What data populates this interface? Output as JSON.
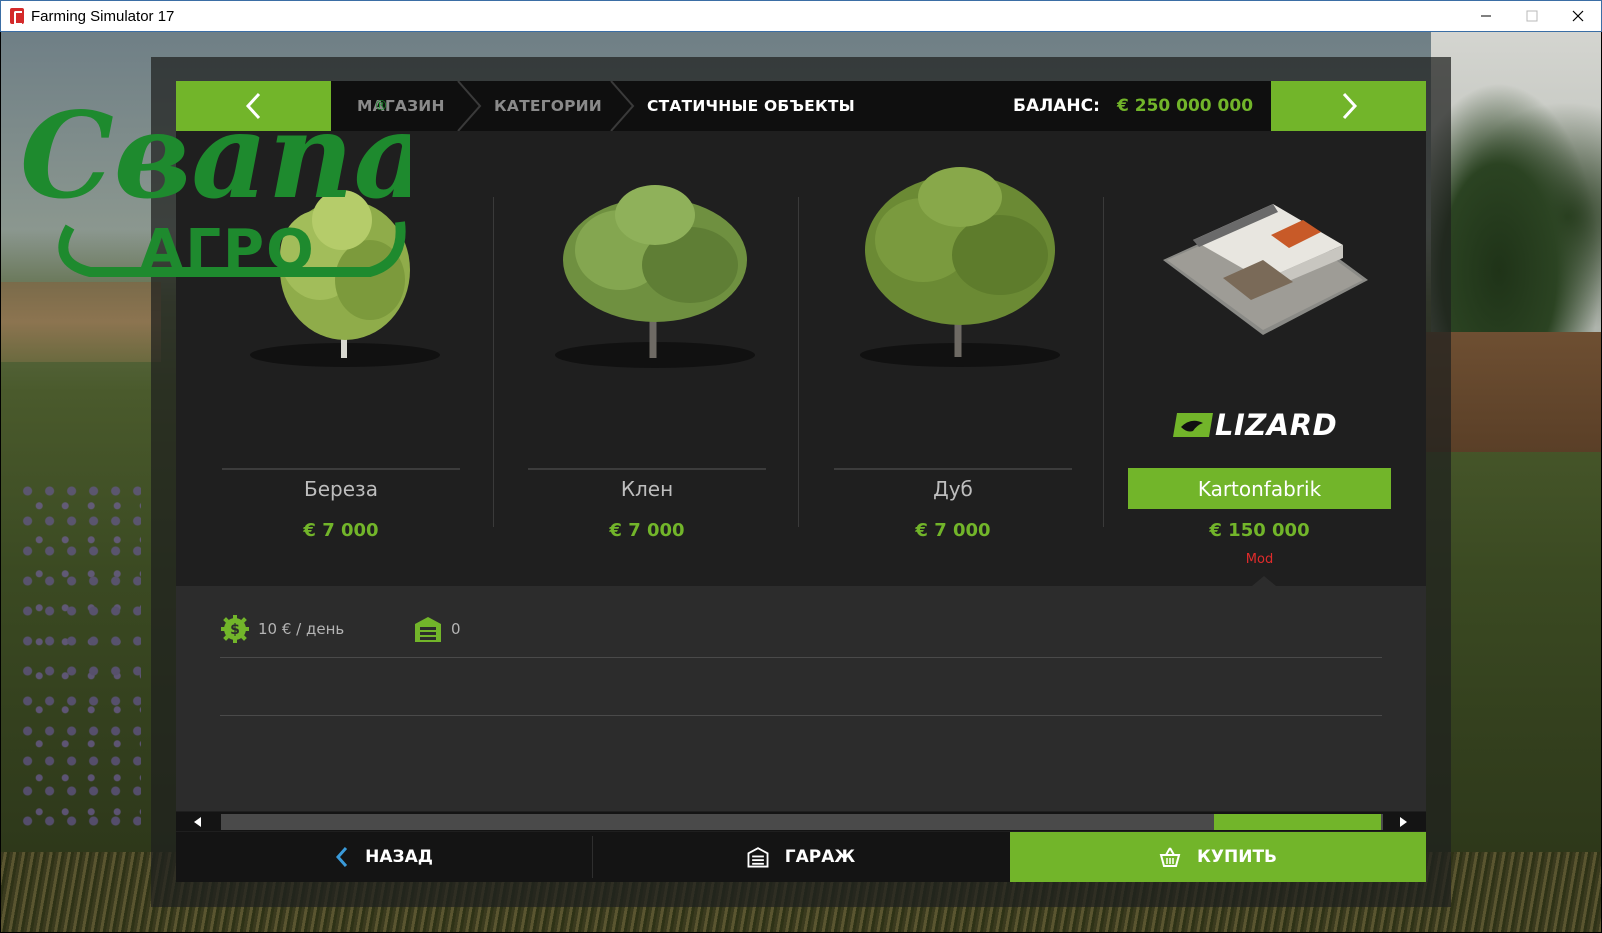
{
  "window": {
    "title": "Farming Simulator 17",
    "minimize": "—",
    "maximize": "☐",
    "close": "✕"
  },
  "logo": {
    "script": "Свапа",
    "sub": "АГРО",
    "mark": "®",
    "color": "#1e8a2e"
  },
  "breadcrumb": {
    "shop": "МАГАЗИН",
    "categories": "КАТЕГОРИИ",
    "current": "СТАТИЧНЫЕ ОБЪЕКТЫ"
  },
  "balance": {
    "label": "БАЛАНС:",
    "value": "€ 250 000 000"
  },
  "items": [
    {
      "name": "Береза",
      "price": "€ 7 000",
      "icon": "birch-tree-icon"
    },
    {
      "name": "Клен",
      "price": "€ 7 000",
      "icon": "maple-tree-icon"
    },
    {
      "name": "Дуб",
      "price": "€ 7 000",
      "icon": "oak-tree-icon"
    },
    {
      "name": "Kartonfabrik",
      "price": "€ 150 000",
      "brand": "LIZARD",
      "tag": "Mod",
      "icon": "factory-building-icon"
    }
  ],
  "details": {
    "upkeep": "10 € / день",
    "owned": "0"
  },
  "bottom": {
    "back": "НАЗАД",
    "garage": "ГАРАЖ",
    "buy": "КУПИТЬ"
  },
  "scroll": {
    "position": 0.9
  },
  "colors": {
    "accent": "#72b52a",
    "panel": "#1f1f1f",
    "mod": "#e02b2b"
  }
}
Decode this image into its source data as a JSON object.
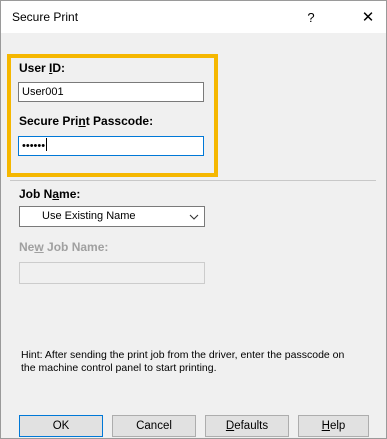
{
  "window": {
    "title": "Secure Print",
    "help_glyph": "?",
    "close_glyph": "✕"
  },
  "form": {
    "user_id": {
      "label_pre": "User ",
      "label_ul": "I",
      "label_post": "D:",
      "value": "User001"
    },
    "passcode": {
      "label_pre": "Secure Pri",
      "label_ul": "n",
      "label_post": "t Passcode:",
      "value_masked": "••••••"
    },
    "job_name": {
      "label_pre": "Job N",
      "label_ul": "a",
      "label_post": "me:",
      "selected": "Use Existing Name"
    },
    "new_job_name": {
      "label_pre": "Ne",
      "label_ul": "w",
      "label_post": " Job Name:",
      "value": ""
    }
  },
  "hint": "Hint: After sending the print job from the driver, enter the passcode on the machine control panel to start printing.",
  "buttons": {
    "ok": "OK",
    "cancel": "Cancel",
    "defaults_ul": "D",
    "defaults_rest": "efaults",
    "help_ul": "H",
    "help_rest": "elp"
  },
  "colors": {
    "highlight": "#f5b700",
    "focus_border": "#0078d7",
    "dialog_bg": "#f0f0f0"
  },
  "icons": {
    "dropdown": "chevron-down-icon"
  }
}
━━━━
### Exercise task
Copy exactly the lines from the one containing "Decode this image" through the final line of the records above, both included, and leave out any pictures.

### The result
Decode this image into its source data as a JSON object.
{
  "window": {
    "title": "Secure Print",
    "help_glyph": "?",
    "close_glyph": "✕"
  },
  "form": {
    "user_id": {
      "label_pre": "User ",
      "label_ul": "I",
      "label_post": "D:",
      "value": "User001"
    },
    "passcode": {
      "label_pre": "Secure Pri",
      "label_ul": "n",
      "label_post": "t Passcode:",
      "value_masked": "••••••"
    },
    "job_name": {
      "label_pre": "Job N",
      "label_ul": "a",
      "label_post": "me:",
      "selected": "Use Existing Name"
    },
    "new_job_name": {
      "label_pre": "Ne",
      "label_ul": "w",
      "label_post": " Job Name:",
      "value": ""
    }
  },
  "hint": "Hint: After sending the print job from the driver, enter the passcode on the machine control panel to start printing.",
  "buttons": {
    "ok": "OK",
    "cancel": "Cancel",
    "defaults_ul": "D",
    "defaults_rest": "efaults",
    "help_ul": "H",
    "help_rest": "elp"
  },
  "colors": {
    "highlight": "#f5b700",
    "focus_border": "#0078d7",
    "dialog_bg": "#f0f0f0"
  },
  "icons": {
    "dropdown": "chevron-down-icon"
  }
}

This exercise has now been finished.